- _Short exercise_
Retype, word for word, the part of the material that opens with the line containing "Detect and localize" and closes with the line containing "link-icon: [434, 18, 458, 40]", both of those lines included.

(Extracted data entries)
----------------

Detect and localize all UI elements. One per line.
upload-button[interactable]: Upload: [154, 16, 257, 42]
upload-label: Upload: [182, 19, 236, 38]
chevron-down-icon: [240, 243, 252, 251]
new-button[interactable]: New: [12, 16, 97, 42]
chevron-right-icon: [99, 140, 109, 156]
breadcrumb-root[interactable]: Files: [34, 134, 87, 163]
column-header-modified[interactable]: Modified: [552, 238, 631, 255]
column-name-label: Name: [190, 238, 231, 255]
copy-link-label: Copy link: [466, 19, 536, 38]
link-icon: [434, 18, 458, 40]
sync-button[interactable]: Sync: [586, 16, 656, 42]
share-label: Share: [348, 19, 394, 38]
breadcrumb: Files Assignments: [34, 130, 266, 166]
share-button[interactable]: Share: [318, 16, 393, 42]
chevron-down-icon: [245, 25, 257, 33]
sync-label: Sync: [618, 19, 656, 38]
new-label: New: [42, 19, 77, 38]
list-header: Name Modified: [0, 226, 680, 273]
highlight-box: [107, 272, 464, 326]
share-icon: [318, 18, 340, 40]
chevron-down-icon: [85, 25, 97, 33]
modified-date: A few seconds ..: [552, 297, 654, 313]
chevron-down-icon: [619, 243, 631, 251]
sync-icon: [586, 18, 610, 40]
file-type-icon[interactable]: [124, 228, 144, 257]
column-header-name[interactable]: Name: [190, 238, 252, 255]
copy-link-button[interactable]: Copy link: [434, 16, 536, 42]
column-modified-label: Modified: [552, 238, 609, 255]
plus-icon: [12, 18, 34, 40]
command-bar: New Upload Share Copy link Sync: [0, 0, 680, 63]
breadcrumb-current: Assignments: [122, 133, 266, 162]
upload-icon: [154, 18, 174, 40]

----------------

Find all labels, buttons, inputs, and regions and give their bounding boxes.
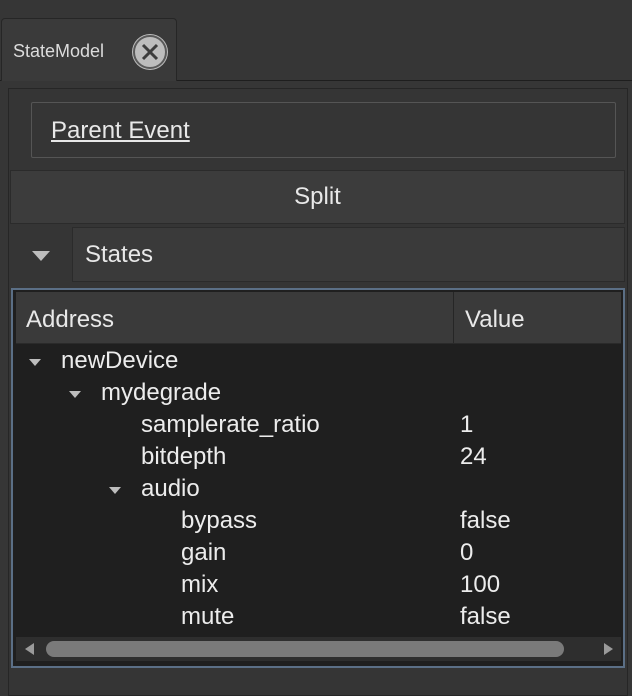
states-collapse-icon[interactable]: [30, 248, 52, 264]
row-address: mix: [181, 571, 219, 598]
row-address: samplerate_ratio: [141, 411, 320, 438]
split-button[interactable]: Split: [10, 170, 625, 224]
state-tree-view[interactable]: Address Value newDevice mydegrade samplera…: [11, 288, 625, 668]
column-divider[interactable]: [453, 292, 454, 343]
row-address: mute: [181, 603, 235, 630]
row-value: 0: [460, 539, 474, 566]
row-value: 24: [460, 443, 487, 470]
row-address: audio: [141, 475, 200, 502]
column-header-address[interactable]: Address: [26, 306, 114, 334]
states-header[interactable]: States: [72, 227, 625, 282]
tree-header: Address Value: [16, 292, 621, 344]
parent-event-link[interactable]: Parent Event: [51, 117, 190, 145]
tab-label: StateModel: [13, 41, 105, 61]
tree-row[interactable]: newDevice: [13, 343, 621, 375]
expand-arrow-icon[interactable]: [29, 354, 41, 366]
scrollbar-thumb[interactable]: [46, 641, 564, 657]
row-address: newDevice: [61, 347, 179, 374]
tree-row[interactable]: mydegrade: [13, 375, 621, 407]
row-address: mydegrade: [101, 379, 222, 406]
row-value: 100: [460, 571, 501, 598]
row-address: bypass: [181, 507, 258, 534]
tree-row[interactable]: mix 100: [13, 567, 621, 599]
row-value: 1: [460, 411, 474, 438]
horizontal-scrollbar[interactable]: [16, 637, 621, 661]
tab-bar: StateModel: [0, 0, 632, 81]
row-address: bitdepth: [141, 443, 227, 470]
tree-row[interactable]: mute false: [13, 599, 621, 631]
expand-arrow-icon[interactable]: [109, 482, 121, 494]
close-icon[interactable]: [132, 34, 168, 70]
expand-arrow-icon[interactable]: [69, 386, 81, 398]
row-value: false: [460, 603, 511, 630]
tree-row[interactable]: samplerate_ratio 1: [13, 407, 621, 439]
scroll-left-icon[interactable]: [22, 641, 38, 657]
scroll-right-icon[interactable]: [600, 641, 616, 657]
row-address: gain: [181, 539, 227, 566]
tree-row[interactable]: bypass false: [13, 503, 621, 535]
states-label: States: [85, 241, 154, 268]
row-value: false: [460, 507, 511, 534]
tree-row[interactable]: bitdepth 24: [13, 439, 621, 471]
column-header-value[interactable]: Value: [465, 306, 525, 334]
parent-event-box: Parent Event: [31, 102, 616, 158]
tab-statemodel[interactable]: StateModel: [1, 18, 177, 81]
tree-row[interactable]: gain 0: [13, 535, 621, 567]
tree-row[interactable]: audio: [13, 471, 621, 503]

----------------

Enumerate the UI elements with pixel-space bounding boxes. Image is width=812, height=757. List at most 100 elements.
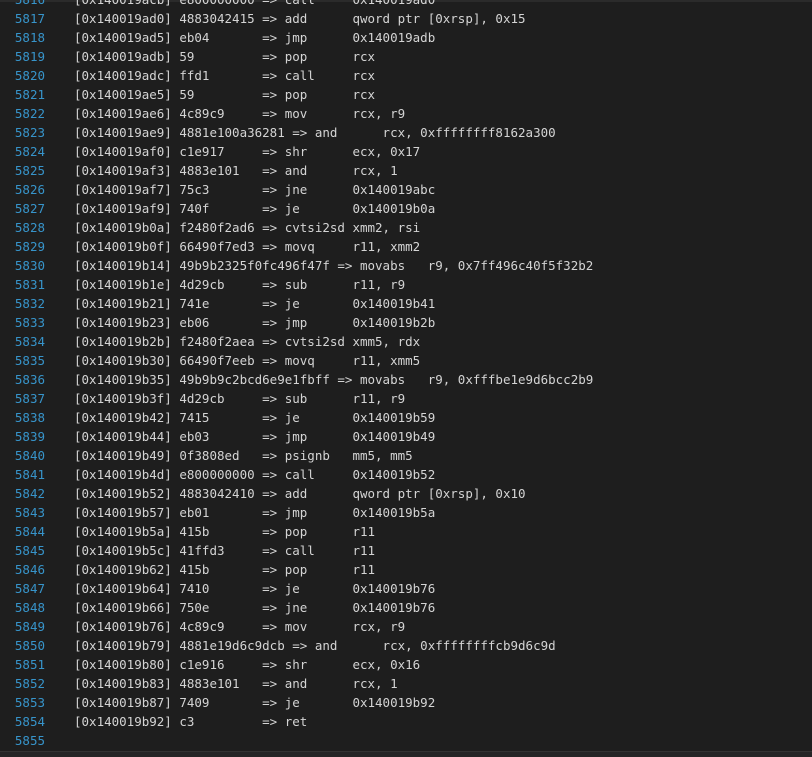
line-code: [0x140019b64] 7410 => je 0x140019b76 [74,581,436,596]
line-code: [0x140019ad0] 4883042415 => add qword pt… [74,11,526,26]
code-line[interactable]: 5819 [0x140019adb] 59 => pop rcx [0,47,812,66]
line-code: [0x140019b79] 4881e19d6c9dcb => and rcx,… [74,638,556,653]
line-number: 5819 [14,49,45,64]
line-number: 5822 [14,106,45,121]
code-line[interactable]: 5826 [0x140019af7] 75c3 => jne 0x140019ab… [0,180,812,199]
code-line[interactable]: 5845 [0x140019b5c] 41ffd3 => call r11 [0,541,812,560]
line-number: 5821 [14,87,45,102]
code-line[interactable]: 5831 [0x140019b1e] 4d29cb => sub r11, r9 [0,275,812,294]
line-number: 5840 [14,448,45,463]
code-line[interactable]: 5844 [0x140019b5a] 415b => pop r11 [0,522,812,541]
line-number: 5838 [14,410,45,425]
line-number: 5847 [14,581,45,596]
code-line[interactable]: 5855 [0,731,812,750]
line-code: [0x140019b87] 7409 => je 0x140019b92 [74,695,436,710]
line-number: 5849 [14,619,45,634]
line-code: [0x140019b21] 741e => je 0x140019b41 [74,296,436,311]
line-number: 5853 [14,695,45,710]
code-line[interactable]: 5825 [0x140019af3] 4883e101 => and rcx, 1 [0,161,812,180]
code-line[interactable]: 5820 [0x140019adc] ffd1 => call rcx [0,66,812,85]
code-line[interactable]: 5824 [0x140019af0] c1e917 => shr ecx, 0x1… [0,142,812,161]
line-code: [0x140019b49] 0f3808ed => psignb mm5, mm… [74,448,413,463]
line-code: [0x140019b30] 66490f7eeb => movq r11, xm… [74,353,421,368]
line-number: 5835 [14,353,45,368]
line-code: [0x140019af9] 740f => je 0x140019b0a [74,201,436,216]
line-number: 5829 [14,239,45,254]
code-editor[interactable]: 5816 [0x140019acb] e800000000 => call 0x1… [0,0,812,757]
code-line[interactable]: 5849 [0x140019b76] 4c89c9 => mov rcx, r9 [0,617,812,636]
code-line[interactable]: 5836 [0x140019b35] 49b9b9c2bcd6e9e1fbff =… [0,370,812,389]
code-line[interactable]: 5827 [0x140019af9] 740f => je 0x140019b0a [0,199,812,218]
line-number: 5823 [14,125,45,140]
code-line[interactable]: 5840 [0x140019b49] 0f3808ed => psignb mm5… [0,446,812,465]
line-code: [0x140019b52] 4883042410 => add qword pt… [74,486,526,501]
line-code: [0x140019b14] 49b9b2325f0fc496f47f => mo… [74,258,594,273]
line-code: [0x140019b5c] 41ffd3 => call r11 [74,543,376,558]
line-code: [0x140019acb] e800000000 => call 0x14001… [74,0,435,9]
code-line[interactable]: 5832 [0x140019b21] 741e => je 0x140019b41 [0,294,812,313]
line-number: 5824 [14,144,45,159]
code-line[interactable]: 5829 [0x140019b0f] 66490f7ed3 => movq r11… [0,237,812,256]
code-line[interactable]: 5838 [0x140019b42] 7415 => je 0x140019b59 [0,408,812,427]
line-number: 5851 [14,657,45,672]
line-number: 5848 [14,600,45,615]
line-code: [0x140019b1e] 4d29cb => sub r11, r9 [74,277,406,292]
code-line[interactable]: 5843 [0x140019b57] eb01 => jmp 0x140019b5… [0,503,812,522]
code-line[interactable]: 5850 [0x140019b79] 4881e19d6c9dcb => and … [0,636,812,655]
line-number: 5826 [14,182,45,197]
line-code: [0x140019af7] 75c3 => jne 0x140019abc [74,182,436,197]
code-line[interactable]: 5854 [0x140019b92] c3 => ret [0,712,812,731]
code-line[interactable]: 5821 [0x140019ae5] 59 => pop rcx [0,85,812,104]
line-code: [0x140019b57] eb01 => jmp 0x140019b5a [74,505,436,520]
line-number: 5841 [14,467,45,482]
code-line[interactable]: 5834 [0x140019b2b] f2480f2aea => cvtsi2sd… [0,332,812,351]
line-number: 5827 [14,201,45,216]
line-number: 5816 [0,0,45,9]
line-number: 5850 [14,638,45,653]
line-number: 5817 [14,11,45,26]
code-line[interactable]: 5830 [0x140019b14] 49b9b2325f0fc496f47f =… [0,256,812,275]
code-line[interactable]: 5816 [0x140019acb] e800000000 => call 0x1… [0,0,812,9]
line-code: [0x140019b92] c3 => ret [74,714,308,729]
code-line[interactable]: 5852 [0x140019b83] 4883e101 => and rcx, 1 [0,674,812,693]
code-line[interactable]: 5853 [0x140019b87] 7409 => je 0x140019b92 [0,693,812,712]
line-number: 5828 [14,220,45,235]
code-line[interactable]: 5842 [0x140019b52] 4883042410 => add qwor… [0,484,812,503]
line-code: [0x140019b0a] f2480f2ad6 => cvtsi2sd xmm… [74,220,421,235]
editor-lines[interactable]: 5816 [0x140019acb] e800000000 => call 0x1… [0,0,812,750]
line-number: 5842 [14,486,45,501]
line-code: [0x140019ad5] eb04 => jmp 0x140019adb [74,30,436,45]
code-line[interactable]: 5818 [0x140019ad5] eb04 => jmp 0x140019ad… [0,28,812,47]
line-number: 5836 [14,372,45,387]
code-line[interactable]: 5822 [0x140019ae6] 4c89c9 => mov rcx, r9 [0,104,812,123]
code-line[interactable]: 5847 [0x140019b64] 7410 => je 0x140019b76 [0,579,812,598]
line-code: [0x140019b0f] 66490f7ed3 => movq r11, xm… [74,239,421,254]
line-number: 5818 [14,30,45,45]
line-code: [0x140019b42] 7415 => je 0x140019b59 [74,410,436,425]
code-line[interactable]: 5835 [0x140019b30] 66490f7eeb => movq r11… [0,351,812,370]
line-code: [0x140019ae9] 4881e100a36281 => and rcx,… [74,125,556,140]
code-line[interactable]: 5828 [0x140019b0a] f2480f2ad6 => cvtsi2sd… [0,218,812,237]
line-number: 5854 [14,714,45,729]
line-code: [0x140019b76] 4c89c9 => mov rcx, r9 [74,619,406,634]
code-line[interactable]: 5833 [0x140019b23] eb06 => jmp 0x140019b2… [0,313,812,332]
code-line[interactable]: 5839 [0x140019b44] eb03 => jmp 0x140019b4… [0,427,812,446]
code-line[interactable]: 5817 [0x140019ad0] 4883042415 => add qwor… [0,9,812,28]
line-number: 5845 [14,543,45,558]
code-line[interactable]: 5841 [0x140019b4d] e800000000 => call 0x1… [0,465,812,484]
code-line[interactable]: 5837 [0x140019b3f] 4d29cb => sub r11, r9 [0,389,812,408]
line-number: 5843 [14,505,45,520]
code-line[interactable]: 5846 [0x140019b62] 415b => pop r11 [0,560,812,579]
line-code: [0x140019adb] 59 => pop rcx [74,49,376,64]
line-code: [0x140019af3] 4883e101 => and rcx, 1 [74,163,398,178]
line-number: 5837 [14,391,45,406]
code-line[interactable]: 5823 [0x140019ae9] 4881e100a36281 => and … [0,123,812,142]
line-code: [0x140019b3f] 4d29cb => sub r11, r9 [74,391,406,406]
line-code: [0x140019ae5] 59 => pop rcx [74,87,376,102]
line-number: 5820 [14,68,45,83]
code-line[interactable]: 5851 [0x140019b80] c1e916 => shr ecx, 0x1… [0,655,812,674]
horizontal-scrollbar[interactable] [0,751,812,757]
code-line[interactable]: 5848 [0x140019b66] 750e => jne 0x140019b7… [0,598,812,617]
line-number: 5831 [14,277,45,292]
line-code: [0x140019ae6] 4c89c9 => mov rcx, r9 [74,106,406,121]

----------------

- _Full answer_
Detect and localize all UI elements. One per line.
upload-button[interactable]: Upload: [154, 16, 257, 42]
upload-label: Upload: [182, 19, 236, 38]
chevron-down-icon: [240, 243, 252, 251]
new-button[interactable]: New: [12, 16, 97, 42]
chevron-right-icon: [99, 140, 109, 156]
breadcrumb-root[interactable]: Files: [34, 134, 87, 163]
column-header-modified[interactable]: Modified: [552, 238, 631, 255]
column-name-label: Name: [190, 238, 231, 255]
copy-link-label: Copy link: [466, 19, 536, 38]
link-icon: [434, 18, 458, 40]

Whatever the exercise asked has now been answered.